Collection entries
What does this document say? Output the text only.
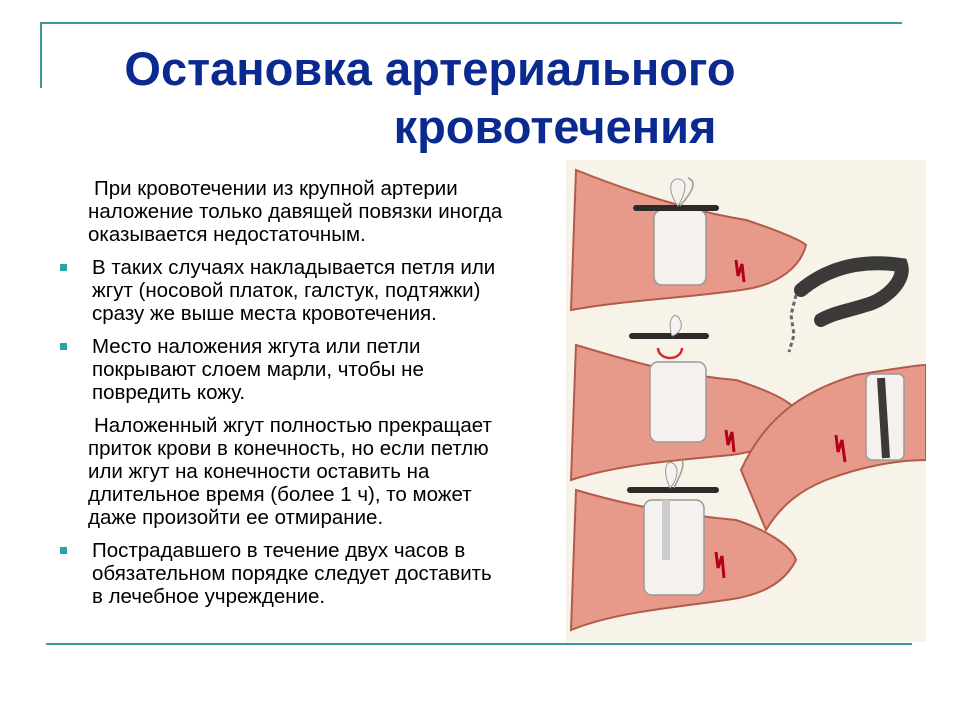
Остановка артериального
кровотечения
При кровотечении из крупной артерии
наложение только давящей повязки иногда
оказывается недостаточным.
В таких случаях накладывается петля или
жгут (носовой платок, галстук, подтяжки)
сразу же выше места кровотечения.
Место наложения жгута или петли
покрывают слоем марли, чтобы не
повредить кожу.
Наложенный жгут полностью прекращает
приток крови в конечность, но если петлю
или жгут на конечности оставить на
длительное время (более 1 ч), то может
даже произойти ее отмирание.
Пострадавшего в течение двух часов в
обязательном порядке следует доставить
в лечебное учреждение.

GOAL OF THE EXERCISE: From the material above, copy everything exactly but the pictures.

REPLY:
What does this document say? Output the text only.
Остановка артериального
кровотечения
При кровотечении из крупной артерии
наложение только давящей повязки иногда
оказывается недостаточным.
В таких случаях накладывается петля или
жгут (носовой платок, галстук, подтяжки)
сразу же выше места кровотечения.
Место наложения жгута или петли
покрывают слоем марли, чтобы не
повредить кожу.
Наложенный жгут полностью прекращает
приток крови в конечность, но если петлю
или жгут на конечности оставить на
длительное время (более 1 ч), то может
даже произойти ее отмирание.
Пострадавшего в течение двух часов в
обязательном порядке следует доставить
в лечебное учреждение.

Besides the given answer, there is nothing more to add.